== Provided data

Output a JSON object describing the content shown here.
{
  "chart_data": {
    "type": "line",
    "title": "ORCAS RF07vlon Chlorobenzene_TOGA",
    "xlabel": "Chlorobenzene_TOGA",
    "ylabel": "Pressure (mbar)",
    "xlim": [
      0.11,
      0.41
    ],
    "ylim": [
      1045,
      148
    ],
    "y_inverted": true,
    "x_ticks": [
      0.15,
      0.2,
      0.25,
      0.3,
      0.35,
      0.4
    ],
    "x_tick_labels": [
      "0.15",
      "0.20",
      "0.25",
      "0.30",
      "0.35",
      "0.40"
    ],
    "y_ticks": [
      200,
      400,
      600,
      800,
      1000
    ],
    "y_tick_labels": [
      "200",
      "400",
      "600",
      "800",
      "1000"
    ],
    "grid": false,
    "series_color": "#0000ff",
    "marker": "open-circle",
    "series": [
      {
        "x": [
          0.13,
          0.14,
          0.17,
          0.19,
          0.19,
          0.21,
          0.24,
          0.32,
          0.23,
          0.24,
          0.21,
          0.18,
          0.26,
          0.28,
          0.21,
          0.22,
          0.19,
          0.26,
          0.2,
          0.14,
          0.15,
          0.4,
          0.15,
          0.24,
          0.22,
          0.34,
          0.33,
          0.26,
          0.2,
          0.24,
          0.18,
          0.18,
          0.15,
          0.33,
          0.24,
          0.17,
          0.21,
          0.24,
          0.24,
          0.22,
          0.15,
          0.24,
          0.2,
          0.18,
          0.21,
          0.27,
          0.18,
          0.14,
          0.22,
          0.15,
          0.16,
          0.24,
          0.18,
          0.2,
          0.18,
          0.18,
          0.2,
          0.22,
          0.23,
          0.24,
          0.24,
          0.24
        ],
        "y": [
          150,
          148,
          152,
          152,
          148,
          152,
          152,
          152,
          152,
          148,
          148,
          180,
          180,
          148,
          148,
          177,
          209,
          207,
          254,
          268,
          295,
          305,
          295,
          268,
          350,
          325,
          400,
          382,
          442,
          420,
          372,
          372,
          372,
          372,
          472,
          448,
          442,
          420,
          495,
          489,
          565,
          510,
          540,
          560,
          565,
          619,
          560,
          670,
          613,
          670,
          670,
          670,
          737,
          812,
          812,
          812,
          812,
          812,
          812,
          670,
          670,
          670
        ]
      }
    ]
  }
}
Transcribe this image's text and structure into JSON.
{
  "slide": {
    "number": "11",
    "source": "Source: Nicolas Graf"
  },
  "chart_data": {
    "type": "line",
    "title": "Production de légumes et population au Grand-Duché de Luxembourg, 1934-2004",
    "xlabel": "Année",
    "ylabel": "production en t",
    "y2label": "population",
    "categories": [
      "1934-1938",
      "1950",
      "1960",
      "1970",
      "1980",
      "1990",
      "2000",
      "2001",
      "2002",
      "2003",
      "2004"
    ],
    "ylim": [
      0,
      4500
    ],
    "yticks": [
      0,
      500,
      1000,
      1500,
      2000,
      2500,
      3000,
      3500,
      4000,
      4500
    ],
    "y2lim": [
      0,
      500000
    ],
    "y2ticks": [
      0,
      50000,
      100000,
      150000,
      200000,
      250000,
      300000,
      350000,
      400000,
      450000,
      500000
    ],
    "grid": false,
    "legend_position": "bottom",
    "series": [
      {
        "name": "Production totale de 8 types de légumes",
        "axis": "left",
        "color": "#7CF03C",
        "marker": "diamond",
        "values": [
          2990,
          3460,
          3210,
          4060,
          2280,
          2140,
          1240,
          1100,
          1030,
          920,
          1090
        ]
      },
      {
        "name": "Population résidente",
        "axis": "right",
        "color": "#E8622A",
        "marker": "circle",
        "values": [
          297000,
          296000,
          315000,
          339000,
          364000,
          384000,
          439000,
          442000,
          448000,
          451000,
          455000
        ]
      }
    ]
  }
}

====

**Work instructions**
Faithfully reproduce all of the records, character for character.

**Solution to this task**
Output a JSON object describing the content shown here.
{
  "chart_data": {
    "type": "line",
    "title": "ORCAS RF07vlon Chlorobenzene_TOGA",
    "xlabel": "Chlorobenzene_TOGA",
    "ylabel": "Pressure (mbar)",
    "xlim": [
      0.11,
      0.41
    ],
    "ylim": [
      1045,
      148
    ],
    "y_inverted": true,
    "x_ticks": [
      0.15,
      0.2,
      0.25,
      0.3,
      0.35,
      0.4
    ],
    "x_tick_labels": [
      "0.15",
      "0.20",
      "0.25",
      "0.30",
      "0.35",
      "0.40"
    ],
    "y_ticks": [
      200,
      400,
      600,
      800,
      1000
    ],
    "y_tick_labels": [
      "200",
      "400",
      "600",
      "800",
      "1000"
    ],
    "grid": false,
    "series_color": "#0000ff",
    "marker": "open-circle",
    "series": [
      {
        "x": [
          0.13,
          0.14,
          0.17,
          0.19,
          0.19,
          0.21,
          0.24,
          0.32,
          0.23,
          0.24,
          0.21,
          0.18,
          0.26,
          0.28,
          0.21,
          0.22,
          0.19,
          0.26,
          0.2,
          0.14,
          0.15,
          0.4,
          0.15,
          0.24,
          0.22,
          0.34,
          0.33,
          0.26,
          0.2,
          0.24,
          0.18,
          0.18,
          0.15,
          0.33,
          0.24,
          0.17,
          0.21,
          0.24,
          0.24,
          0.22,
          0.15,
          0.24,
          0.2,
          0.18,
          0.21,
          0.27,
          0.18,
          0.14,
          0.22,
          0.15,
          0.16,
          0.24,
          0.18,
          0.2,
          0.18,
          0.18,
          0.2,
          0.22,
          0.23,
          0.24,
          0.24,
          0.24
        ],
        "y": [
          150,
          148,
          152,
          152,
          148,
          152,
          152,
          152,
          152,
          148,
          148,
          180,
          180,
          148,
          148,
          177,
          209,
          207,
          254,
          268,
          295,
          305,
          295,
          268,
          350,
          325,
          400,
          382,
          442,
          420,
          372,
          372,
          372,
          372,
          472,
          448,
          442,
          420,
          495,
          489,
          565,
          510,
          540,
          560,
          565,
          619,
          560,
          670,
          613,
          670,
          670,
          670,
          737,
          812,
          812,
          812,
          812,
          812,
          812,
          670,
          670,
          670
        ]
      }
    ]
  }
}
Transcribe this image's text and structure into JSON.
{
  "slide": {
    "number": "11",
    "source": "Source: Nicolas Graf"
  },
  "chart_data": {
    "type": "line",
    "title": "Production de légumes et population au Grand-Duché de Luxembourg, 1934-2004",
    "xlabel": "Année",
    "ylabel": "production en t",
    "y2label": "population",
    "categories": [
      "1934-1938",
      "1950",
      "1960",
      "1970",
      "1980",
      "1990",
      "2000",
      "2001",
      "2002",
      "2003",
      "2004"
    ],
    "ylim": [
      0,
      4500
    ],
    "yticks": [
      0,
      500,
      1000,
      1500,
      2000,
      2500,
      3000,
      3500,
      4000,
      4500
    ],
    "y2lim": [
      0,
      500000
    ],
    "y2ticks": [
      0,
      50000,
      100000,
      150000,
      200000,
      250000,
      300000,
      350000,
      400000,
      450000,
      500000
    ],
    "grid": false,
    "legend_position": "bottom",
    "series": [
      {
        "name": "Production totale de 8 types de légumes",
        "axis": "left",
        "color": "#7CF03C",
        "marker": "diamond",
        "values": [
          2990,
          3460,
          3210,
          4060,
          2280,
          2140,
          1240,
          1100,
          1030,
          920,
          1090
        ]
      },
      {
        "name": "Population résidente",
        "axis": "right",
        "color": "#E8622A",
        "marker": "circle",
        "values": [
          297000,
          296000,
          315000,
          339000,
          364000,
          384000,
          439000,
          442000,
          448000,
          451000,
          455000
        ]
      }
    ]
  }
}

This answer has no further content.